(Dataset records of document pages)
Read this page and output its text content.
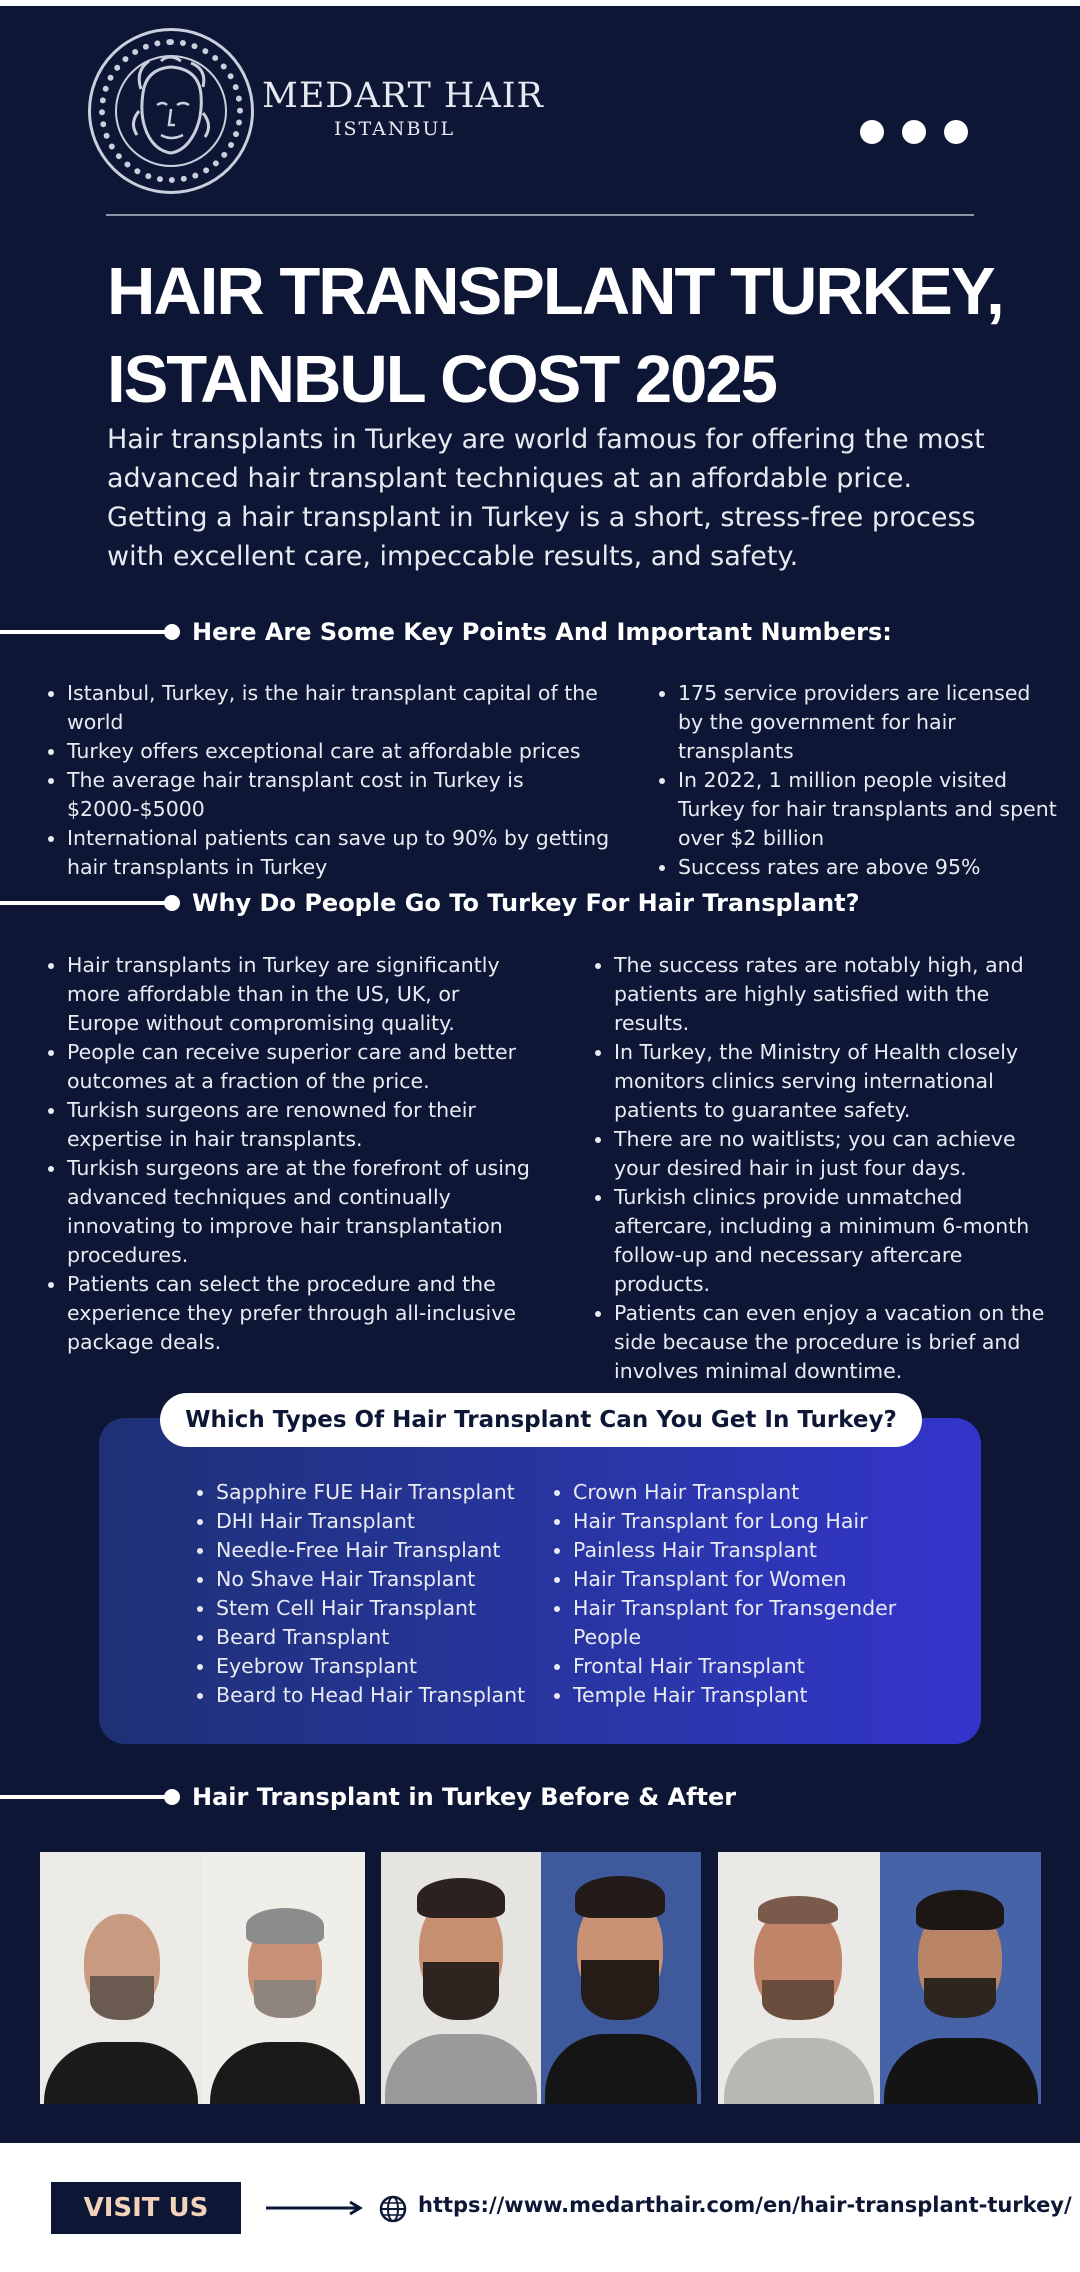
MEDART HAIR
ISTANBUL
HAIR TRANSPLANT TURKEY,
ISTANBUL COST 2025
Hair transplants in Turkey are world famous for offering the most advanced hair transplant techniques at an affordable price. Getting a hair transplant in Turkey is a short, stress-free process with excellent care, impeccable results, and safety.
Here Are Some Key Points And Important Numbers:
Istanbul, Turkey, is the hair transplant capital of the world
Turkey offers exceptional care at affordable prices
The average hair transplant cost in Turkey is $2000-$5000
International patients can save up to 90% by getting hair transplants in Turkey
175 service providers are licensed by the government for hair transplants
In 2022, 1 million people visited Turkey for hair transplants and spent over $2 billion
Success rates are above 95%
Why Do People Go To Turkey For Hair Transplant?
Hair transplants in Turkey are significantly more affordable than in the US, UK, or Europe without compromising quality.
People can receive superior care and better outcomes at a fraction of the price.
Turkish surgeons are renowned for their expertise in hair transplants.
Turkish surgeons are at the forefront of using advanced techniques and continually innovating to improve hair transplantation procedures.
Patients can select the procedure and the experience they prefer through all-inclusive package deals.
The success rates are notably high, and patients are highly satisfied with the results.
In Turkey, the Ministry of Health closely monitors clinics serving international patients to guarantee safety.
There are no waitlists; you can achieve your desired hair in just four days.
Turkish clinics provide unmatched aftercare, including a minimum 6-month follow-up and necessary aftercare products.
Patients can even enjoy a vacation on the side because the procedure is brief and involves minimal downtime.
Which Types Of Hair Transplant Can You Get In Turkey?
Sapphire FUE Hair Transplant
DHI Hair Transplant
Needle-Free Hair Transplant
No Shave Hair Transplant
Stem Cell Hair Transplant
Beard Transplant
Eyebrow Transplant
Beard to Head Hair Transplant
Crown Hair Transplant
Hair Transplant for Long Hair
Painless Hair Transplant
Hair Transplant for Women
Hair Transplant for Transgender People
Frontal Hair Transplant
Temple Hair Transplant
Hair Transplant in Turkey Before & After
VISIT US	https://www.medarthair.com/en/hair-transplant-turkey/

--

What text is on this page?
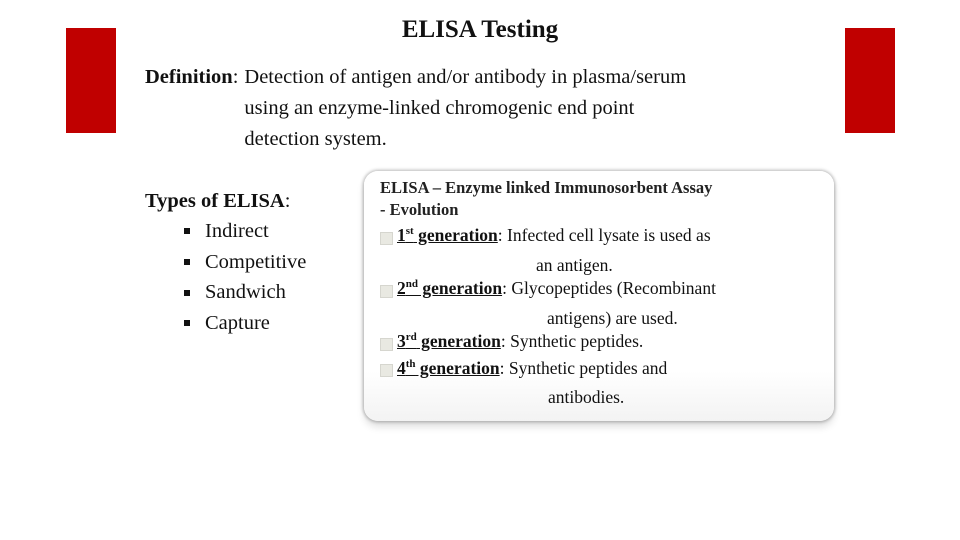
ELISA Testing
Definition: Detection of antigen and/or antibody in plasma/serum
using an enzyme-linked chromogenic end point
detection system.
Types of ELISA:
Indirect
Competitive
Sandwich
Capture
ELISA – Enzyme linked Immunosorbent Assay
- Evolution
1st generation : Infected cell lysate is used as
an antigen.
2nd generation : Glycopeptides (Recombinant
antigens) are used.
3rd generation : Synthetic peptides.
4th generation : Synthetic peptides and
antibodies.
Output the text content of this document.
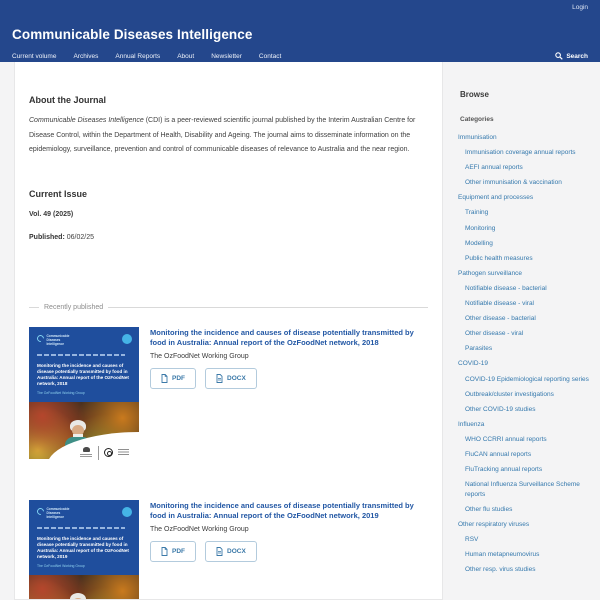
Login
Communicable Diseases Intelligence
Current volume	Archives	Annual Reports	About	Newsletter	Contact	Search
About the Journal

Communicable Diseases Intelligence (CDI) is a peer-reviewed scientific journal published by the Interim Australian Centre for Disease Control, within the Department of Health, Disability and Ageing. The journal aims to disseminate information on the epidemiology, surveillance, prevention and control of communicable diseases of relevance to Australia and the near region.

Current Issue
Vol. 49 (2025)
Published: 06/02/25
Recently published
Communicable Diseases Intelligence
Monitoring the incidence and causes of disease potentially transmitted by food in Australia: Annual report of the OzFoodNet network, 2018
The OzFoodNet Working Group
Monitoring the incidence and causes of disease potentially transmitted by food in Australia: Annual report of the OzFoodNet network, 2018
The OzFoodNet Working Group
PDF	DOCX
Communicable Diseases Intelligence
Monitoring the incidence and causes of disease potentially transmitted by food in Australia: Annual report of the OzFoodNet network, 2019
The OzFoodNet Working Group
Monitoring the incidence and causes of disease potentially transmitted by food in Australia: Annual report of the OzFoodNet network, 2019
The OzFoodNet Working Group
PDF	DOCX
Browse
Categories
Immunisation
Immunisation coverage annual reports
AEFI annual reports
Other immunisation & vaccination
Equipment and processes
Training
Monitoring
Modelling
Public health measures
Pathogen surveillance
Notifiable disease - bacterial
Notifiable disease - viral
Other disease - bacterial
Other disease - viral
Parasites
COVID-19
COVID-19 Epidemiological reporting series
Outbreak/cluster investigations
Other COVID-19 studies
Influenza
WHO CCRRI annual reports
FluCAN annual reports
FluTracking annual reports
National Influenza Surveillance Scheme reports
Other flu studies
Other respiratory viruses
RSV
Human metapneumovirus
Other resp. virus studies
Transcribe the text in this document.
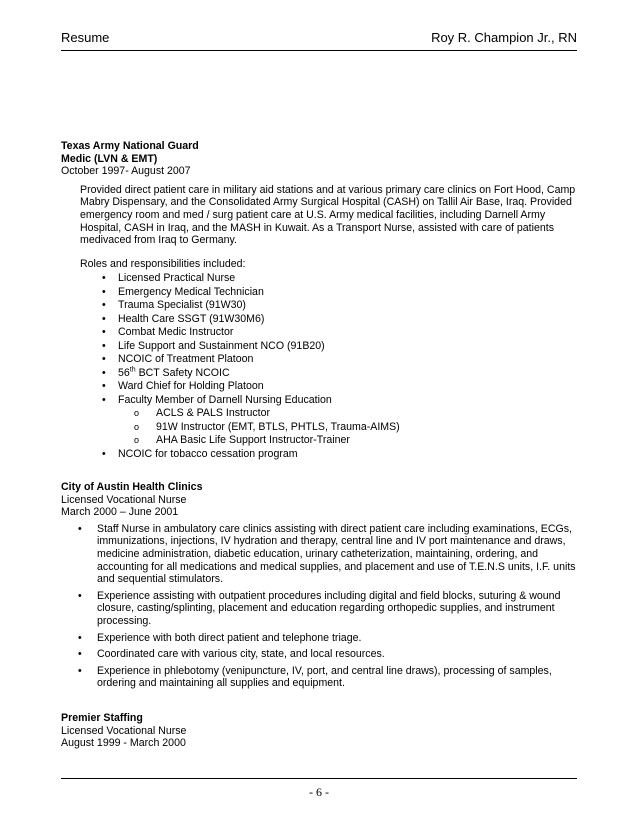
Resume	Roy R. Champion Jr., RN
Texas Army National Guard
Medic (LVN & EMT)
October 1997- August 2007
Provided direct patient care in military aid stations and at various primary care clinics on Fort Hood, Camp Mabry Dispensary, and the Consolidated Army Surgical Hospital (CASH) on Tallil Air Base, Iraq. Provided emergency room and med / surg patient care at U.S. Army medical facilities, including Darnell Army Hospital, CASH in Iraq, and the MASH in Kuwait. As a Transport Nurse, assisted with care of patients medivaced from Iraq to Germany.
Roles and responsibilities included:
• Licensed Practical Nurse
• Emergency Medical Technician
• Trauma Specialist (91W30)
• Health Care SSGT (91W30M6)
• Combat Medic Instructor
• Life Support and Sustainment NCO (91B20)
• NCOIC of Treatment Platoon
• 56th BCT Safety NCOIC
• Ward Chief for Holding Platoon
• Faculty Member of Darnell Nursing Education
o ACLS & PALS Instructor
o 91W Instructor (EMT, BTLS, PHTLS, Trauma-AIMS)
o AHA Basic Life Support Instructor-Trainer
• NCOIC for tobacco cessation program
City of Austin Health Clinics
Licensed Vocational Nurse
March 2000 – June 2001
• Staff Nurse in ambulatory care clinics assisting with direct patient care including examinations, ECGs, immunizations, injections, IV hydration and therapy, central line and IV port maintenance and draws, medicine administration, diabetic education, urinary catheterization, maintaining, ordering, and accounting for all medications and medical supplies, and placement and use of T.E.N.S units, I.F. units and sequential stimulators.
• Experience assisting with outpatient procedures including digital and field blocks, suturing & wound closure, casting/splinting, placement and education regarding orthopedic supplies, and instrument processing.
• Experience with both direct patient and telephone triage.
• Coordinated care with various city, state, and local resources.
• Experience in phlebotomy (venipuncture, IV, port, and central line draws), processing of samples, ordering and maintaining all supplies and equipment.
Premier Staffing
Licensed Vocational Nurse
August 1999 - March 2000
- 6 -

**Work to be completed:**
Copy out each line of the entries above that holds "generation".

**Reply to the exercise:**
1st generation : Infected cell lysate is used as
2nd generation : Glycopeptides (Recombinant
3rd generation : Synthetic peptides.
4th generation : Synthetic peptides and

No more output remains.